_Aim_
Type out all the records word for word. Any pictures are to be left out.

_Supplied entries_
>>>

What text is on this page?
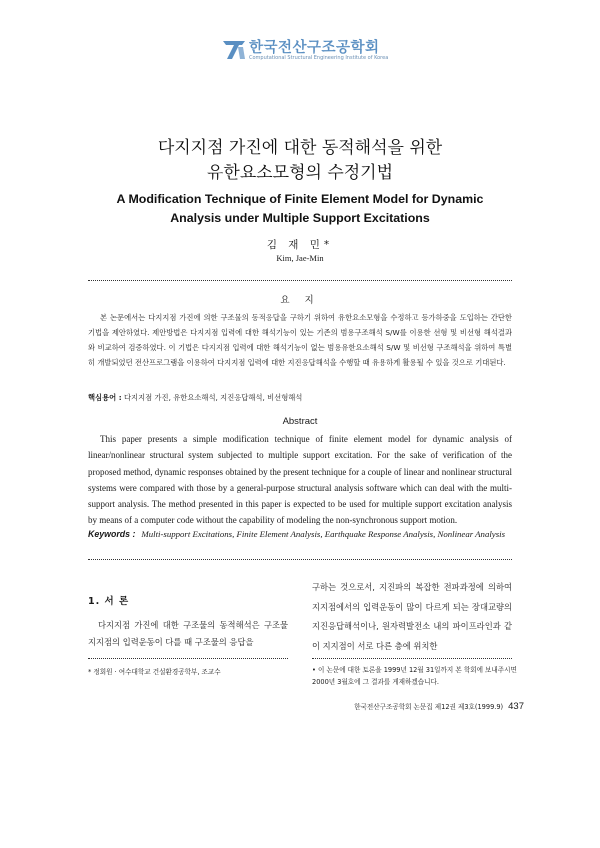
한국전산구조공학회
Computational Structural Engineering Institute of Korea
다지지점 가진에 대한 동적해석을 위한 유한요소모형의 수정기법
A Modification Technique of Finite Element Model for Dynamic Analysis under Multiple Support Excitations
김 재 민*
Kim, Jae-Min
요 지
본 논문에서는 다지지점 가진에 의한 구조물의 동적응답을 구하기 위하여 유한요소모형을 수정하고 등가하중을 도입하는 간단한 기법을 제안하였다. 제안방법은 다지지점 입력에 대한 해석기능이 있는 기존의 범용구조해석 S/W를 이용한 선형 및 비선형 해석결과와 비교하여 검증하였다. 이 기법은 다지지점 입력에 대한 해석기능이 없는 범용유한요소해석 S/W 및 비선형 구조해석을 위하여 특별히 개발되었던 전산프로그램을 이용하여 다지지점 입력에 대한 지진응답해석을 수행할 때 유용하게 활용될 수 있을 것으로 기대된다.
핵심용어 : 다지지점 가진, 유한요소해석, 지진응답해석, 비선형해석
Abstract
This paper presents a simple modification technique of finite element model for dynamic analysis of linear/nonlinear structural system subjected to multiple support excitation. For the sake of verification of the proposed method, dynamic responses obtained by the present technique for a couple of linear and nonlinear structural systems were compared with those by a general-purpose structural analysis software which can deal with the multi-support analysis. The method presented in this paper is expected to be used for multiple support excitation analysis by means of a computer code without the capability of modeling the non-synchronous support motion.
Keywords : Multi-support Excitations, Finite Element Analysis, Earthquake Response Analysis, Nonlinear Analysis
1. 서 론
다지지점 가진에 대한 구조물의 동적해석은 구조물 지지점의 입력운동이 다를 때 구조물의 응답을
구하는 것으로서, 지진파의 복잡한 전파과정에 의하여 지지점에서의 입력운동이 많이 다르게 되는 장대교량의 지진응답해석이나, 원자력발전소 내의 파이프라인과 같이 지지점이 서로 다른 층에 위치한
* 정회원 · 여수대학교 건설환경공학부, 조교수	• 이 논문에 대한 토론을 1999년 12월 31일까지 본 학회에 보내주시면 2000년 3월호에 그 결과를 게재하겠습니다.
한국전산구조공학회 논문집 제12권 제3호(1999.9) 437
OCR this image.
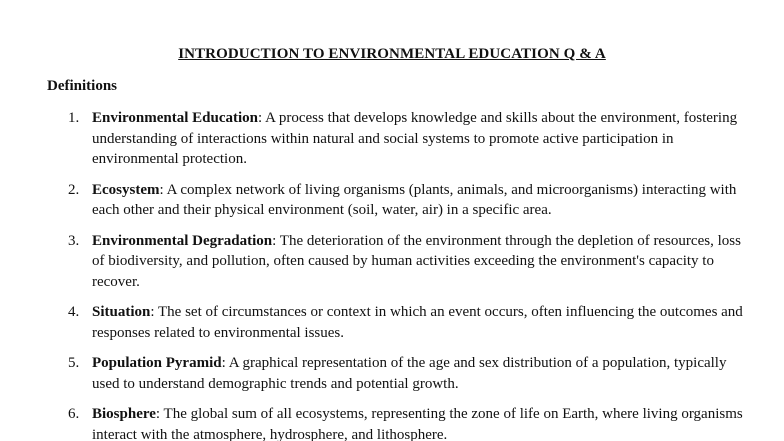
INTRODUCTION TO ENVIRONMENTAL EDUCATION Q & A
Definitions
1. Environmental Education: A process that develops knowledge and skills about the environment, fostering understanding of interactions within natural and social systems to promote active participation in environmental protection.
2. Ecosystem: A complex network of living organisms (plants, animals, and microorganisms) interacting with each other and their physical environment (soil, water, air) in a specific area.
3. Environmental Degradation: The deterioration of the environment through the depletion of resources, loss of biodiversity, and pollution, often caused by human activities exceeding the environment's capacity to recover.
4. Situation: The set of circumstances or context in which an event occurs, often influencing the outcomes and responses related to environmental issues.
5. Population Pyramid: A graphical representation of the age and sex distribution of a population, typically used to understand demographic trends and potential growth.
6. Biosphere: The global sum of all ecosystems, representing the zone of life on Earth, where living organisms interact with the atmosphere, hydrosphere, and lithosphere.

<<<

_Output of the exercise_
What text is on this page?
한국전산구조공학회
Computational Structural Engineering Institute of Korea
다지지점 가진에 대한 동적해석을 위한 유한요소모형의 수정기법
A Modification Technique of Finite Element Model for Dynamic Analysis under Multiple Support Excitations
김 재 민*
Kim, Jae-Min
요 지
본 논문에서는 다지지점 가진에 의한 구조물의 동적응답을 구하기 위하여 유한요소모형을 수정하고 등가하중을 도입하는 간단한 기법을 제안하였다. 제안방법은 다지지점 입력에 대한 해석기능이 있는 기존의 범용구조해석 S/W를 이용한 선형 및 비선형 해석결과와 비교하여 검증하였다. 이 기법은 다지지점 입력에 대한 해석기능이 없는 범용유한요소해석 S/W 및 비선형 구조해석을 위하여 특별히 개발되었던 전산프로그램을 이용하여 다지지점 입력에 대한 지진응답해석을 수행할 때 유용하게 활용될 수 있을 것으로 기대된다.
핵심용어 : 다지지점 가진, 유한요소해석, 지진응답해석, 비선형해석
Abstract
This paper presents a simple modification technique of finite element model for dynamic analysis of linear/nonlinear structural system subjected to multiple support excitation. For the sake of verification of the proposed method, dynamic responses obtained by the present technique for a couple of linear and nonlinear structural systems were compared with those by a general-purpose structural analysis software which can deal with the multi-support analysis. The method presented in this paper is expected to be used for multiple support excitation analysis by means of a computer code without the capability of modeling the non-synchronous support motion.
Keywords : Multi-support Excitations, Finite Element Analysis, Earthquake Response Analysis, Nonlinear Analysis
1. 서 론
다지지점 가진에 대한 구조물의 동적해석은 구조물 지지점의 입력운동이 다를 때 구조물의 응답을
구하는 것으로서, 지진파의 복잡한 전파과정에 의하여 지지점에서의 입력운동이 많이 다르게 되는 장대교량의 지진응답해석이나, 원자력발전소 내의 파이프라인과 같이 지지점이 서로 다른 층에 위치한
* 정회원 · 여수대학교 건설환경공학부, 조교수	• 이 논문에 대한 토론을 1999년 12월 31일까지 본 학회에 보내주시면 2000년 3월호에 그 결과를 게재하겠습니다.
한국전산구조공학회 논문집 제12권 제3호(1999.9) 437
OCR this image.
INTRODUCTION TO ENVIRONMENTAL EDUCATION Q & A
Definitions
1. Environmental Education: A process that develops knowledge and skills about the environment, fostering understanding of interactions within natural and social systems to promote active participation in environmental protection.
2. Ecosystem: A complex network of living organisms (plants, animals, and microorganisms) interacting with each other and their physical environment (soil, water, air) in a specific area.
3. Environmental Degradation: The deterioration of the environment through the depletion of resources, loss of biodiversity, and pollution, often caused by human activities exceeding the environment's capacity to recover.
4. Situation: The set of circumstances or context in which an event occurs, often influencing the outcomes and responses related to environmental issues.
5. Population Pyramid: A graphical representation of the age and sex distribution of a population, typically used to understand demographic trends and potential growth.
6. Biosphere: The global sum of all ecosystems, representing the zone of life on Earth, where living organisms interact with the atmosphere, hydrosphere, and lithosphere.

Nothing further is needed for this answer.